> Exercise requirements: Gather each line in the entries that includes the string "DATOS".

> Data supplied:
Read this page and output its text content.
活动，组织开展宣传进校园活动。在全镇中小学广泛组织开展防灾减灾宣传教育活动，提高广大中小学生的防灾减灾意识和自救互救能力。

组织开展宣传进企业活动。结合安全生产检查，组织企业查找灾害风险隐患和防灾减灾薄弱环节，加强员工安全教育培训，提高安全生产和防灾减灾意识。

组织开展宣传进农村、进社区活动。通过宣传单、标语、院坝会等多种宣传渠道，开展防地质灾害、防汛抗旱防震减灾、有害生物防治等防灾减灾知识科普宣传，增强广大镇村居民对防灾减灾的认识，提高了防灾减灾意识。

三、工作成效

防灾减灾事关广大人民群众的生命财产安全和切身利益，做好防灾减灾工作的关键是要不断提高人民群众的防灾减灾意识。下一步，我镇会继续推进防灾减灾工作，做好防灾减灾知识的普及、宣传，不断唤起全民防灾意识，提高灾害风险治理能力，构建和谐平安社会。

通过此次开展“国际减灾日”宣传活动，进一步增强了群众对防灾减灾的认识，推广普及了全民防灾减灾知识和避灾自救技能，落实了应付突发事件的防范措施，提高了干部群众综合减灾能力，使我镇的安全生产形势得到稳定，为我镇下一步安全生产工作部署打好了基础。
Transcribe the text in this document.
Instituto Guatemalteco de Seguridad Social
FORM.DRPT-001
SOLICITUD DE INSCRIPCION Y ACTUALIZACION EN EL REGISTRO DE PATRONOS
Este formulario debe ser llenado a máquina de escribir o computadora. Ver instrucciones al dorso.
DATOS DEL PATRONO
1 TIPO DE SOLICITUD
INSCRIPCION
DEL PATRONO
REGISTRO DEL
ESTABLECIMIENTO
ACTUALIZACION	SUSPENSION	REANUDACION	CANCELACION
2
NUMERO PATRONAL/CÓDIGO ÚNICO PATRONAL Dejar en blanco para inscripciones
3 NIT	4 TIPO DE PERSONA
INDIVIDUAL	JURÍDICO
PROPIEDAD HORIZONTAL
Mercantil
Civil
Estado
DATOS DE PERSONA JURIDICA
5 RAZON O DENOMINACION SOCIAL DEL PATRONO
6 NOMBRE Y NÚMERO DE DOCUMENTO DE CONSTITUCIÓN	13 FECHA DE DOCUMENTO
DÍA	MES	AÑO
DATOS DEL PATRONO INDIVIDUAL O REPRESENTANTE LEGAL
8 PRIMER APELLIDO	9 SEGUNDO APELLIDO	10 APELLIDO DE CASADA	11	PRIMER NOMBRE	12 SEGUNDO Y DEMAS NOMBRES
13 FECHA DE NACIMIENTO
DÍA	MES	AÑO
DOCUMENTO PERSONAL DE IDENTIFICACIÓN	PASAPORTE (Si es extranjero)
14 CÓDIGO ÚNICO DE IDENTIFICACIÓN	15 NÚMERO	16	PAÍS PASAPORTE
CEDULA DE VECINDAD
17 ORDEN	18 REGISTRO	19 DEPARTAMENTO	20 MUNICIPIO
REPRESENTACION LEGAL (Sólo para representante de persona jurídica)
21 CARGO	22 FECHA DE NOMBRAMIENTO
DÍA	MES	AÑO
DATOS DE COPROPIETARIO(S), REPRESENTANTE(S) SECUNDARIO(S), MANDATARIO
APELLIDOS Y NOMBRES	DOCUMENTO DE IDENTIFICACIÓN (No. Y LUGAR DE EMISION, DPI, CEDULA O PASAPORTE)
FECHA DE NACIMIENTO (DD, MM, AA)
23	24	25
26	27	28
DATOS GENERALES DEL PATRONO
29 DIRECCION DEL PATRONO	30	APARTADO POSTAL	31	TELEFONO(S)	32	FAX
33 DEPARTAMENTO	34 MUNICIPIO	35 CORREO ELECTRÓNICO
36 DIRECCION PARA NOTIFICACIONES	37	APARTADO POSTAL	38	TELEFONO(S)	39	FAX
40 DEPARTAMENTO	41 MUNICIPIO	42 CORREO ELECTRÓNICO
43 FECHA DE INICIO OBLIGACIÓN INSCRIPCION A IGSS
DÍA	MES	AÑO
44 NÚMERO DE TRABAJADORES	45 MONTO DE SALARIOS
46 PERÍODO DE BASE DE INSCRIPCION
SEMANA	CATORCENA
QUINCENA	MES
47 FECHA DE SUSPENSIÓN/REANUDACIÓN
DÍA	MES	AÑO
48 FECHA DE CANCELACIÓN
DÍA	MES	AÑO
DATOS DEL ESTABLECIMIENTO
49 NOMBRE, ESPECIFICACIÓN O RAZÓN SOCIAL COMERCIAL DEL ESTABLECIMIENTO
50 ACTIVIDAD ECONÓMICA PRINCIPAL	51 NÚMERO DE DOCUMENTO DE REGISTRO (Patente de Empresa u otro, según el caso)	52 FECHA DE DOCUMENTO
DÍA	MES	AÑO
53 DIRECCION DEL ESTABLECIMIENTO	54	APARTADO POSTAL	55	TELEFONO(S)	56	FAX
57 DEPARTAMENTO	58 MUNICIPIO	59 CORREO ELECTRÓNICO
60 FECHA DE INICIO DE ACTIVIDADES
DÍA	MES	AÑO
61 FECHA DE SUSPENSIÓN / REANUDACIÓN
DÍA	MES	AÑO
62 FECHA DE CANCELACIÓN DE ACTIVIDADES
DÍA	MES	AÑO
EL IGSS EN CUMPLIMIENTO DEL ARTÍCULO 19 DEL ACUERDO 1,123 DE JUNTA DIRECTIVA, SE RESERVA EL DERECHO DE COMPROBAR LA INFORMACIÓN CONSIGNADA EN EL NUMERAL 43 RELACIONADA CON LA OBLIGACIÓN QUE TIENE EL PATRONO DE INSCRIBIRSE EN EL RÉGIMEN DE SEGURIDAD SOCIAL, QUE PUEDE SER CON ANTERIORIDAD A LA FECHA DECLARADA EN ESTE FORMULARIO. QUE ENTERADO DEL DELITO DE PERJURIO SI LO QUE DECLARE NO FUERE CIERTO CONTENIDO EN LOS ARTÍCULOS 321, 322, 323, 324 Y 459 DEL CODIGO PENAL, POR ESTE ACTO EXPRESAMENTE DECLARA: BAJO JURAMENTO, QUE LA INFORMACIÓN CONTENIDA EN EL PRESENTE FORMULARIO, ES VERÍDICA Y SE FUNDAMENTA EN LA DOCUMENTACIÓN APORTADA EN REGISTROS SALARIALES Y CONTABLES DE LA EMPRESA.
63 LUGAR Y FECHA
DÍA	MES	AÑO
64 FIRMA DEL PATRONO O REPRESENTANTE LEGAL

> Exercise solution:
DATOS DEL PATRONO
DATOS DE PERSONA JURIDICA
DATOS DEL PATRONO INDIVIDUAL O REPRESENTANTE LEGAL
DATOS DE COPROPIETARIO(S), REPRESENTANTE(S) SECUNDARIO(S), MANDATARIO
DATOS GENERALES DEL PATRONO
DATOS DEL ESTABLECIMIENTO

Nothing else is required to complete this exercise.